Print the full listing below exactly, keeping every character as it stands.

★ ★ ★ ★ ★ ★ ★

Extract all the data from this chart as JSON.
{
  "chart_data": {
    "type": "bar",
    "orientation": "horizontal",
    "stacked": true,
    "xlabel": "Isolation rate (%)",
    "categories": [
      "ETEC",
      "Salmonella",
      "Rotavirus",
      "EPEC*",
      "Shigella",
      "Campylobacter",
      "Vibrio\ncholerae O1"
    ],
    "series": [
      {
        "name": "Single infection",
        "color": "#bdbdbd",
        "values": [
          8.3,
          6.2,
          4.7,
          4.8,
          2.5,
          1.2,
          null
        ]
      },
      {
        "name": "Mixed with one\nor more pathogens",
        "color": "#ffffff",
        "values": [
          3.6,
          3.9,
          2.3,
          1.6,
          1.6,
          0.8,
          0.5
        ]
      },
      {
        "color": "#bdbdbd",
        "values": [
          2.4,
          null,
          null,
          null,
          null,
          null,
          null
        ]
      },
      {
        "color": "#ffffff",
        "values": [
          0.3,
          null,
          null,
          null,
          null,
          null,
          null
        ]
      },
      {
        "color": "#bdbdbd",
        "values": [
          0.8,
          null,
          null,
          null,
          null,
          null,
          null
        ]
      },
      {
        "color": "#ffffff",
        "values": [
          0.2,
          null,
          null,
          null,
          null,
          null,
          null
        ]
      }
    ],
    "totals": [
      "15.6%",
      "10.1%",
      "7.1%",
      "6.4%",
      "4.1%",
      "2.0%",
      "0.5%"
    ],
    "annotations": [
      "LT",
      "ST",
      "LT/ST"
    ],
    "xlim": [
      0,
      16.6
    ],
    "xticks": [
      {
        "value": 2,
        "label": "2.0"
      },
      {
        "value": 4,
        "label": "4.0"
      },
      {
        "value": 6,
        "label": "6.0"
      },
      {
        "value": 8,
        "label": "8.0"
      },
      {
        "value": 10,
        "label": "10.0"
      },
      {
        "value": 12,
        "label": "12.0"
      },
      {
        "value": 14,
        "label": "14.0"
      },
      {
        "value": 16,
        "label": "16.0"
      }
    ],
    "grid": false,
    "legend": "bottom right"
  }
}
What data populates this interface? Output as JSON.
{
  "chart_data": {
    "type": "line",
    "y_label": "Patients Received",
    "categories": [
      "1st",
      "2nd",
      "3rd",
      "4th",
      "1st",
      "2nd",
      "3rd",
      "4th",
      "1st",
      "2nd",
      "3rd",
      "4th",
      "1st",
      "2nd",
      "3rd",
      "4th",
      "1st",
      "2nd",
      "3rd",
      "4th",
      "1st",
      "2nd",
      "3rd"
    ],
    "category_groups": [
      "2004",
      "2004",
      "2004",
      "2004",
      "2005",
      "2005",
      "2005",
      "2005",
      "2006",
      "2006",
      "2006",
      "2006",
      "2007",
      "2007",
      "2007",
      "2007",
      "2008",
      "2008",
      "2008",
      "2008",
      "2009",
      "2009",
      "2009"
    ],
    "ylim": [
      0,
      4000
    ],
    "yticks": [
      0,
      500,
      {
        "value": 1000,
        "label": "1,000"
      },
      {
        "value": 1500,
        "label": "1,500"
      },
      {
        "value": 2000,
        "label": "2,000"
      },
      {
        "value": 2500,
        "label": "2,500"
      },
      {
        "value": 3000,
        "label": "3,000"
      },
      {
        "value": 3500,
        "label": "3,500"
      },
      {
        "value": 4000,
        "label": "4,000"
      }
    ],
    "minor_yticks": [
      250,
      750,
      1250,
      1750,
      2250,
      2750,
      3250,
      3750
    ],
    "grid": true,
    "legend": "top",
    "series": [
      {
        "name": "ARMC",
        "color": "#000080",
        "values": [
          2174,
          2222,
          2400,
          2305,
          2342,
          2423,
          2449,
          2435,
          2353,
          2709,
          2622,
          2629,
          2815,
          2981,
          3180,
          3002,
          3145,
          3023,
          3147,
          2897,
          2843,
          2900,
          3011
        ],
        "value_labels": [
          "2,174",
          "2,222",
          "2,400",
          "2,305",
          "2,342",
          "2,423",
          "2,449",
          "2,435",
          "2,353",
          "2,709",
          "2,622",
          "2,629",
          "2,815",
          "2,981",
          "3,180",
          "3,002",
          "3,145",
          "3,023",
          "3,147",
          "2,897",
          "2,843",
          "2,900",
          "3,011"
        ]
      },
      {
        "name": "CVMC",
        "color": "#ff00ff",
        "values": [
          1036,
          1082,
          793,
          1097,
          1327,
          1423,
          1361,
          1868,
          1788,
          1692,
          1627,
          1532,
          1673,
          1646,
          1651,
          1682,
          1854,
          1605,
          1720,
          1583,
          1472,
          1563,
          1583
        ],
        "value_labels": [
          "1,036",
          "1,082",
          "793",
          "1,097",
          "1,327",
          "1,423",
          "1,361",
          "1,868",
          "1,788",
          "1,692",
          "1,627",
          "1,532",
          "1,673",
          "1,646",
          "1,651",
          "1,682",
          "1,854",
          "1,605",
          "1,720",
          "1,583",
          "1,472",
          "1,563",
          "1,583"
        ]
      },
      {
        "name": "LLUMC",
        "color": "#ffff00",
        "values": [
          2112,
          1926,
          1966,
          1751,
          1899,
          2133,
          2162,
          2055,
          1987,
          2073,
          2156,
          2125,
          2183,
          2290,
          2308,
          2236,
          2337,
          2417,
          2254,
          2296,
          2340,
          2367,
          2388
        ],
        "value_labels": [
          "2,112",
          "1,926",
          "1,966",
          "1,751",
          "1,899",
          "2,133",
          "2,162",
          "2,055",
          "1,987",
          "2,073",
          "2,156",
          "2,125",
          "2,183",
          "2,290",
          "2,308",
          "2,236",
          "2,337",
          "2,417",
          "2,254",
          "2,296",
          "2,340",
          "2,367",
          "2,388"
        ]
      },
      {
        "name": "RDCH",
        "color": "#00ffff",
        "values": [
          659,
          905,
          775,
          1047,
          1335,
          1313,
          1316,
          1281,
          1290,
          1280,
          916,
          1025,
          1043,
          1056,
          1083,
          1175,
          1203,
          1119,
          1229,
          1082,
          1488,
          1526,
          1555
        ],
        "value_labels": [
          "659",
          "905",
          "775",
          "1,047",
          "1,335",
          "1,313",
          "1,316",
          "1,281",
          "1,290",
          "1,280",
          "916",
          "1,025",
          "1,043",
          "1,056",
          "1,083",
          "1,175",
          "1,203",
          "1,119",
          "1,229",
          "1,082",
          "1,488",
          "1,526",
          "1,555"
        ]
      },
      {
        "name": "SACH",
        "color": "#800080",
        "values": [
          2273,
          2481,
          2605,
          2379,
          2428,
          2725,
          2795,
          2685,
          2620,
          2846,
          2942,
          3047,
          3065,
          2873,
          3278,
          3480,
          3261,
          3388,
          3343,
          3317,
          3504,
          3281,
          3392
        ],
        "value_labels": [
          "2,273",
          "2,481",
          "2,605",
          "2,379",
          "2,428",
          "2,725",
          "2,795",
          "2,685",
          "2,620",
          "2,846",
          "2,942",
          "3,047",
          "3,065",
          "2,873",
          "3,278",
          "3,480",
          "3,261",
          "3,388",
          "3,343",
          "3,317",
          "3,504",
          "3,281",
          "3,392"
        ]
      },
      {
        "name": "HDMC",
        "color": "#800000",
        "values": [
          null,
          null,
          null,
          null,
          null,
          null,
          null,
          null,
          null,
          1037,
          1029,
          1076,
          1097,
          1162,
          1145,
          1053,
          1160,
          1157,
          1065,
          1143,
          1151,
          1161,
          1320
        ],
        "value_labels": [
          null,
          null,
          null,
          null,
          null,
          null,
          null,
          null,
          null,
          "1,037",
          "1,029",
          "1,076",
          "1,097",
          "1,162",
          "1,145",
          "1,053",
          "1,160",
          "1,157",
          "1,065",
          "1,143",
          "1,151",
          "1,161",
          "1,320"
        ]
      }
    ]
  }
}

★ ★ ★ ★ ★ ★ ★

Answer to the problem:
Extract all the data from this chart as JSON.
{
  "chart_data": {
    "type": "bar",
    "orientation": "horizontal",
    "stacked": true,
    "xlabel": "Isolation rate (%)",
    "categories": [
      "ETEC",
      "Salmonella",
      "Rotavirus",
      "EPEC*",
      "Shigella",
      "Campylobacter",
      "Vibrio\ncholerae O1"
    ],
    "series": [
      {
        "name": "Single infection",
        "color": "#bdbdbd",
        "values": [
          8.3,
          6.2,
          4.7,
          4.8,
          2.5,
          1.2,
          null
        ]
      },
      {
        "name": "Mixed with one\nor more pathogens",
        "color": "#ffffff",
        "values": [
          3.6,
          3.9,
          2.3,
          1.6,
          1.6,
          0.8,
          0.5
        ]
      },
      {
        "color": "#bdbdbd",
        "values": [
          2.4,
          null,
          null,
          null,
          null,
          null,
          null
        ]
      },
      {
        "color": "#ffffff",
        "values": [
          0.3,
          null,
          null,
          null,
          null,
          null,
          null
        ]
      },
      {
        "color": "#bdbdbd",
        "values": [
          0.8,
          null,
          null,
          null,
          null,
          null,
          null
        ]
      },
      {
        "color": "#ffffff",
        "values": [
          0.2,
          null,
          null,
          null,
          null,
          null,
          null
        ]
      }
    ],
    "totals": [
      "15.6%",
      "10.1%",
      "7.1%",
      "6.4%",
      "4.1%",
      "2.0%",
      "0.5%"
    ],
    "annotations": [
      "LT",
      "ST",
      "LT/ST"
    ],
    "xlim": [
      0,
      16.6
    ],
    "xticks": [
      {
        "value": 2,
        "label": "2.0"
      },
      {
        "value": 4,
        "label": "4.0"
      },
      {
        "value": 6,
        "label": "6.0"
      },
      {
        "value": 8,
        "label": "8.0"
      },
      {
        "value": 10,
        "label": "10.0"
      },
      {
        "value": 12,
        "label": "12.0"
      },
      {
        "value": 14,
        "label": "14.0"
      },
      {
        "value": 16,
        "label": "16.0"
      }
    ],
    "grid": false,
    "legend": "bottom right"
  }
}
What data populates this interface? Output as JSON.
{
  "chart_data": {
    "type": "line",
    "y_label": "Patients Received",
    "categories": [
      "1st",
      "2nd",
      "3rd",
      "4th",
      "1st",
      "2nd",
      "3rd",
      "4th",
      "1st",
      "2nd",
      "3rd",
      "4th",
      "1st",
      "2nd",
      "3rd",
      "4th",
      "1st",
      "2nd",
      "3rd",
      "4th",
      "1st",
      "2nd",
      "3rd"
    ],
    "category_groups": [
      "2004",
      "2004",
      "2004",
      "2004",
      "2005",
      "2005",
      "2005",
      "2005",
      "2006",
      "2006",
      "2006",
      "2006",
      "2007",
      "2007",
      "2007",
      "2007",
      "2008",
      "2008",
      "2008",
      "2008",
      "2009",
      "2009",
      "2009"
    ],
    "ylim": [
      0,
      4000
    ],
    "yticks": [
      0,
      500,
      {
        "value": 1000,
        "label": "1,000"
      },
      {
        "value": 1500,
        "label": "1,500"
      },
      {
        "value": 2000,
        "label": "2,000"
      },
      {
        "value": 2500,
        "label": "2,500"
      },
      {
        "value": 3000,
        "label": "3,000"
      },
      {
        "value": 3500,
        "label": "3,500"
      },
      {
        "value": 4000,
        "label": "4,000"
      }
    ],
    "minor_yticks": [
      250,
      750,
      1250,
      1750,
      2250,
      2750,
      3250,
      3750
    ],
    "grid": true,
    "legend": "top",
    "series": [
      {
        "name": "ARMC",
        "color": "#000080",
        "values": [
          2174,
          2222,
          2400,
          2305,
          2342,
          2423,
          2449,
          2435,
          2353,
          2709,
          2622,
          2629,
          2815,
          2981,
          3180,
          3002,
          3145,
          3023,
          3147,
          2897,
          2843,
          2900,
          3011
        ],
        "value_labels": [
          "2,174",
          "2,222",
          "2,400",
          "2,305",
          "2,342",
          "2,423",
          "2,449",
          "2,435",
          "2,353",
          "2,709",
          "2,622",
          "2,629",
          "2,815",
          "2,981",
          "3,180",
          "3,002",
          "3,145",
          "3,023",
          "3,147",
          "2,897",
          "2,843",
          "2,900",
          "3,011"
        ]
      },
      {
        "name": "CVMC",
        "color": "#ff00ff",
        "values": [
          1036,
          1082,
          793,
          1097,
          1327,
          1423,
          1361,
          1868,
          1788,
          1692,
          1627,
          1532,
          1673,
          1646,
          1651,
          1682,
          1854,
          1605,
          1720,
          1583,
          1472,
          1563,
          1583
        ],
        "value_labels": [
          "1,036",
          "1,082",
          "793",
          "1,097",
          "1,327",
          "1,423",
          "1,361",
          "1,868",
          "1,788",
          "1,692",
          "1,627",
          "1,532",
          "1,673",
          "1,646",
          "1,651",
          "1,682",
          "1,854",
          "1,605",
          "1,720",
          "1,583",
          "1,472",
          "1,563",
          "1,583"
        ]
      },
      {
        "name": "LLUMC",
        "color": "#ffff00",
        "values": [
          2112,
          1926,
          1966,
          1751,
          1899,
          2133,
          2162,
          2055,
          1987,
          2073,
          2156,
          2125,
          2183,
          2290,
          2308,
          2236,
          2337,
          2417,
          2254,
          2296,
          2340,
          2367,
          2388
        ],
        "value_labels": [
          "2,112",
          "1,926",
          "1,966",
          "1,751",
          "1,899",
          "2,133",
          "2,162",
          "2,055",
          "1,987",
          "2,073",
          "2,156",
          "2,125",
          "2,183",
          "2,290",
          "2,308",
          "2,236",
          "2,337",
          "2,417",
          "2,254",
          "2,296",
          "2,340",
          "2,367",
          "2,388"
        ]
      },
      {
        "name": "RDCH",
        "color": "#00ffff",
        "values": [
          659,
          905,
          775,
          1047,
          1335,
          1313,
          1316,
          1281,
          1290,
          1280,
          916,
          1025,
          1043,
          1056,
          1083,
          1175,
          1203,
          1119,
          1229,
          1082,
          1488,
          1526,
          1555
        ],
        "value_labels": [
          "659",
          "905",
          "775",
          "1,047",
          "1,335",
          "1,313",
          "1,316",
          "1,281",
          "1,290",
          "1,280",
          "916",
          "1,025",
          "1,043",
          "1,056",
          "1,083",
          "1,175",
          "1,203",
          "1,119",
          "1,229",
          "1,082",
          "1,488",
          "1,526",
          "1,555"
        ]
      },
      {
        "name": "SACH",
        "color": "#800080",
        "values": [
          2273,
          2481,
          2605,
          2379,
          2428,
          2725,
          2795,
          2685,
          2620,
          2846,
          2942,
          3047,
          3065,
          2873,
          3278,
          3480,
          3261,
          3388,
          3343,
          3317,
          3504,
          3281,
          3392
        ],
        "value_labels": [
          "2,273",
          "2,481",
          "2,605",
          "2,379",
          "2,428",
          "2,725",
          "2,795",
          "2,685",
          "2,620",
          "2,846",
          "2,942",
          "3,047",
          "3,065",
          "2,873",
          "3,278",
          "3,480",
          "3,261",
          "3,388",
          "3,343",
          "3,317",
          "3,504",
          "3,281",
          "3,392"
        ]
      },
      {
        "name": "HDMC",
        "color": "#800000",
        "values": [
          null,
          null,
          null,
          null,
          null,
          null,
          null,
          null,
          null,
          1037,
          1029,
          1076,
          1097,
          1162,
          1145,
          1053,
          1160,
          1157,
          1065,
          1143,
          1151,
          1161,
          1320
        ],
        "value_labels": [
          null,
          null,
          null,
          null,
          null,
          null,
          null,
          null,
          null,
          "1,037",
          "1,029",
          "1,076",
          "1,097",
          "1,162",
          "1,145",
          "1,053",
          "1,160",
          "1,157",
          "1,065",
          "1,143",
          "1,151",
          "1,161",
          "1,320"
        ]
      }
    ]
  }
}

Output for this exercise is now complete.